**Data lines**
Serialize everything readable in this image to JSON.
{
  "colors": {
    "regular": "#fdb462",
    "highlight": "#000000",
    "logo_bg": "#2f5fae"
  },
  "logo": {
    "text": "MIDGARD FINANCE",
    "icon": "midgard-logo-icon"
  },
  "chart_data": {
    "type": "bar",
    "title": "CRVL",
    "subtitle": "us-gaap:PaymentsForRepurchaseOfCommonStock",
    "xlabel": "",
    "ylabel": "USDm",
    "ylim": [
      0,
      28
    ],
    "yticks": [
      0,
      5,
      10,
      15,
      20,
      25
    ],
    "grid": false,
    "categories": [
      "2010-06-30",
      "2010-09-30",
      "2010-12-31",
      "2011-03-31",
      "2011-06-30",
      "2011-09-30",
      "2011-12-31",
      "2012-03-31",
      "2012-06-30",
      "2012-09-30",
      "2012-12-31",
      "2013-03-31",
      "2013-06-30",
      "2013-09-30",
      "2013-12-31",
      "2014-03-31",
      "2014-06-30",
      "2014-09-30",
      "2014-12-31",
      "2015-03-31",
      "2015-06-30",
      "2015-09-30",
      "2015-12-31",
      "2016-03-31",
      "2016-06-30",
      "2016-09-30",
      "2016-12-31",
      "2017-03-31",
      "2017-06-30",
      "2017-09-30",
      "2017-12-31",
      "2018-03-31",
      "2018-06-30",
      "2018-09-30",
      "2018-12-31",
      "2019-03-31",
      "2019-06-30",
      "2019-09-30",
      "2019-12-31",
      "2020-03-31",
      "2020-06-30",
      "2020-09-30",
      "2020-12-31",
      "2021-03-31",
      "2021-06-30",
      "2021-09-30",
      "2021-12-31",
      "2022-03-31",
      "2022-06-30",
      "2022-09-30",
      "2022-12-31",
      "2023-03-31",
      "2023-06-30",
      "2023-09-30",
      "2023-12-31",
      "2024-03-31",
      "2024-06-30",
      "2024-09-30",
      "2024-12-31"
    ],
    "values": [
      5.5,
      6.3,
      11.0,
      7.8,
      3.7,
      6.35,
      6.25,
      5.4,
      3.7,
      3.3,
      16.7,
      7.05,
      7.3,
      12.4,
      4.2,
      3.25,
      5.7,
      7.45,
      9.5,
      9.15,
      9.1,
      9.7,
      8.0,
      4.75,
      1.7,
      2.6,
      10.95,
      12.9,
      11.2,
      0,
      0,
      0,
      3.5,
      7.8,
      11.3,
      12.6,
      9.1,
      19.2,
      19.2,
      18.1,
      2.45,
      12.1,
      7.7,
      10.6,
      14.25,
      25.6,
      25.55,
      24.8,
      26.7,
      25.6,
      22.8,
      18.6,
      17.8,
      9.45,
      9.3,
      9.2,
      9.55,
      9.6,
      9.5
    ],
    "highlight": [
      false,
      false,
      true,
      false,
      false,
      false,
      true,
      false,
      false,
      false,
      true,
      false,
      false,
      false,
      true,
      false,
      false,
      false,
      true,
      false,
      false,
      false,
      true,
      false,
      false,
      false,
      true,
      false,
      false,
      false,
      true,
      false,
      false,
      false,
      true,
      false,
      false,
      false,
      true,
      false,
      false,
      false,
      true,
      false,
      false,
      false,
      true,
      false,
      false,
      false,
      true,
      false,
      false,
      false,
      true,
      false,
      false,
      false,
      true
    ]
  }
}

**Stated task**
Every line of the data above should be reproduced word for word.

**Worked solution**
Serialize everything readable in this image to JSON.
{
  "colors": {
    "regular": "#fdb462",
    "highlight": "#000000",
    "logo_bg": "#2f5fae"
  },
  "logo": {
    "text": "MIDGARD FINANCE",
    "icon": "midgard-logo-icon"
  },
  "chart_data": {
    "type": "bar",
    "title": "CRVL",
    "subtitle": "us-gaap:PaymentsForRepurchaseOfCommonStock",
    "xlabel": "",
    "ylabel": "USDm",
    "ylim": [
      0,
      28
    ],
    "yticks": [
      0,
      5,
      10,
      15,
      20,
      25
    ],
    "grid": false,
    "categories": [
      "2010-06-30",
      "2010-09-30",
      "2010-12-31",
      "2011-03-31",
      "2011-06-30",
      "2011-09-30",
      "2011-12-31",
      "2012-03-31",
      "2012-06-30",
      "2012-09-30",
      "2012-12-31",
      "2013-03-31",
      "2013-06-30",
      "2013-09-30",
      "2013-12-31",
      "2014-03-31",
      "2014-06-30",
      "2014-09-30",
      "2014-12-31",
      "2015-03-31",
      "2015-06-30",
      "2015-09-30",
      "2015-12-31",
      "2016-03-31",
      "2016-06-30",
      "2016-09-30",
      "2016-12-31",
      "2017-03-31",
      "2017-06-30",
      "2017-09-30",
      "2017-12-31",
      "2018-03-31",
      "2018-06-30",
      "2018-09-30",
      "2018-12-31",
      "2019-03-31",
      "2019-06-30",
      "2019-09-30",
      "2019-12-31",
      "2020-03-31",
      "2020-06-30",
      "2020-09-30",
      "2020-12-31",
      "2021-03-31",
      "2021-06-30",
      "2021-09-30",
      "2021-12-31",
      "2022-03-31",
      "2022-06-30",
      "2022-09-30",
      "2022-12-31",
      "2023-03-31",
      "2023-06-30",
      "2023-09-30",
      "2023-12-31",
      "2024-03-31",
      "2024-06-30",
      "2024-09-30",
      "2024-12-31"
    ],
    "values": [
      5.5,
      6.3,
      11.0,
      7.8,
      3.7,
      6.35,
      6.25,
      5.4,
      3.7,
      3.3,
      16.7,
      7.05,
      7.3,
      12.4,
      4.2,
      3.25,
      5.7,
      7.45,
      9.5,
      9.15,
      9.1,
      9.7,
      8.0,
      4.75,
      1.7,
      2.6,
      10.95,
      12.9,
      11.2,
      0,
      0,
      0,
      3.5,
      7.8,
      11.3,
      12.6,
      9.1,
      19.2,
      19.2,
      18.1,
      2.45,
      12.1,
      7.7,
      10.6,
      14.25,
      25.6,
      25.55,
      24.8,
      26.7,
      25.6,
      22.8,
      18.6,
      17.8,
      9.45,
      9.3,
      9.2,
      9.55,
      9.6,
      9.5
    ],
    "highlight": [
      false,
      false,
      true,
      false,
      false,
      false,
      true,
      false,
      false,
      false,
      true,
      false,
      false,
      false,
      true,
      false,
      false,
      false,
      true,
      false,
      false,
      false,
      true,
      false,
      false,
      false,
      true,
      false,
      false,
      false,
      true,
      false,
      false,
      false,
      true,
      false,
      false,
      false,
      true,
      false,
      false,
      false,
      true,
      false,
      false,
      false,
      true,
      false,
      false,
      false,
      true,
      false,
      false,
      false,
      true,
      false,
      false,
      false,
      true
    ]
  }
}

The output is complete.